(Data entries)

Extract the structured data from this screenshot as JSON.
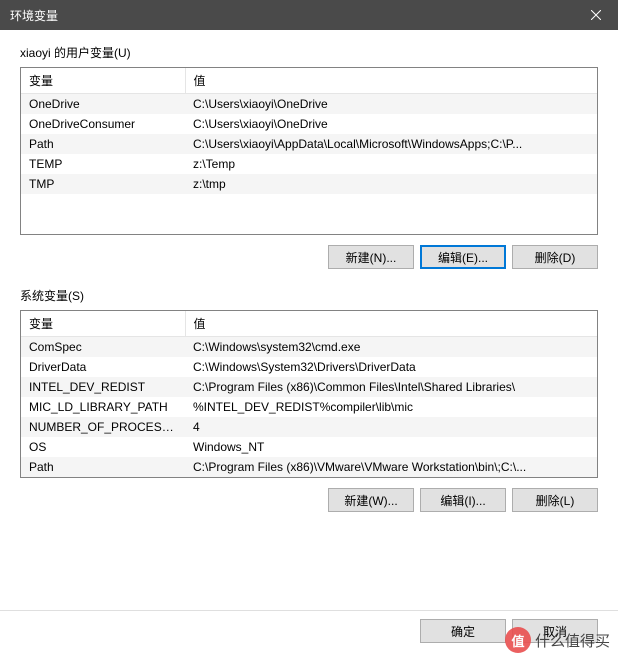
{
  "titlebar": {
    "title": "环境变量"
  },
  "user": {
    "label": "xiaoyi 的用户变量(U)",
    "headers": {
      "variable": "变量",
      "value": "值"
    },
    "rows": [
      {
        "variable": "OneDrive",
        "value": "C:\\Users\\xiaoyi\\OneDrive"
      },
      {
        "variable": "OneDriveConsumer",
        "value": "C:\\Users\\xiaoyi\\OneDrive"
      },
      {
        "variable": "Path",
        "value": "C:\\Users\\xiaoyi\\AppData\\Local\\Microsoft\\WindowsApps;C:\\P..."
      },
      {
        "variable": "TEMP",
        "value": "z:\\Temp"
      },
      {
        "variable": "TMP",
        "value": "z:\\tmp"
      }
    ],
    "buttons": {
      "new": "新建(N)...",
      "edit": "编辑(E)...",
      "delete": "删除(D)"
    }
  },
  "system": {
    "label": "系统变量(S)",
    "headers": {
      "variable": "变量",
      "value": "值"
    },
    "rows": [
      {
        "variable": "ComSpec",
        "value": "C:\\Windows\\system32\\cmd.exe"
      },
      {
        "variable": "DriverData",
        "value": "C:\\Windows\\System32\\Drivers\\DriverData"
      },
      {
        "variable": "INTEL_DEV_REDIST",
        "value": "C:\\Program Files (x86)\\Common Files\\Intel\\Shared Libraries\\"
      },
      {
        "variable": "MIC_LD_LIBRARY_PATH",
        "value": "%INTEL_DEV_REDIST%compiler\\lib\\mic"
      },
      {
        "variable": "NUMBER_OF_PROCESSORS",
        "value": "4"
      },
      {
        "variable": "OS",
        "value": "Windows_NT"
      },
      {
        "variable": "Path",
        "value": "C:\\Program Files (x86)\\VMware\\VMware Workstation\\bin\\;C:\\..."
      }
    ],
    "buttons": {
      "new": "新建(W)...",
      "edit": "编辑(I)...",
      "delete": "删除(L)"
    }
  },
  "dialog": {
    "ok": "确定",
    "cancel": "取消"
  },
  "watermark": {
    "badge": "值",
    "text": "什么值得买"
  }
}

---

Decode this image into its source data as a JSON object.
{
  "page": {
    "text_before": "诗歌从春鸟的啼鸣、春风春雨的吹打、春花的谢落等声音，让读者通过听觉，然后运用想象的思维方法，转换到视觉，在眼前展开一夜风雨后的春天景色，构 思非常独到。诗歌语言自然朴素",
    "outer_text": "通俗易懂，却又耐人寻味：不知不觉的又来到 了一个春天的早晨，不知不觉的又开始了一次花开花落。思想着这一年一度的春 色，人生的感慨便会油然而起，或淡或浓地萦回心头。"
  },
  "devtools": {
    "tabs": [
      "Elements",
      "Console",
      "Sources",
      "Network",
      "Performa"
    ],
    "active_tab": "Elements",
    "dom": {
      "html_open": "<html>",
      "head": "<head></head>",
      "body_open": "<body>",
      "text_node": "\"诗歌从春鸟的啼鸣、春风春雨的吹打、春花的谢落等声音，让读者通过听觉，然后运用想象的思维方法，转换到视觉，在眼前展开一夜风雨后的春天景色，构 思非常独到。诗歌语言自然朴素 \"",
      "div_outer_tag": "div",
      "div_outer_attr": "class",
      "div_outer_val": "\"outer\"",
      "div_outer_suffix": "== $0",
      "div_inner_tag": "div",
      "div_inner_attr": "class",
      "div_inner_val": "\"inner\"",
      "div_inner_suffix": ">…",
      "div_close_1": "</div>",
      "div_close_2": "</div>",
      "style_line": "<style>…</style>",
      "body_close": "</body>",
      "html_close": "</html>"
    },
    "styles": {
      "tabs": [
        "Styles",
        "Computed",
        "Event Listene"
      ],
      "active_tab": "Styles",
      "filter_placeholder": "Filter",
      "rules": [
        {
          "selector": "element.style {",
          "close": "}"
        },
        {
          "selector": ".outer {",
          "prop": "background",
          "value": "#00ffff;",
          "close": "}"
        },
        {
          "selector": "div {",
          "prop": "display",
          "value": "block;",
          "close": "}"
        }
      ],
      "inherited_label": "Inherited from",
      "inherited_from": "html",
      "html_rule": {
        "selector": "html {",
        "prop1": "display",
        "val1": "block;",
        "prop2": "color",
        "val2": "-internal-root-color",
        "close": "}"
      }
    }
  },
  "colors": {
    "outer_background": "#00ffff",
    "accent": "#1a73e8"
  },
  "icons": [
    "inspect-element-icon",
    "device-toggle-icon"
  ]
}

**AIM OF THE TASK**
Give the count of lines in the listing above that include "在眼前展开一夜风雨后的春天景色", with no other words.

**THE COMPLETED TASK**
2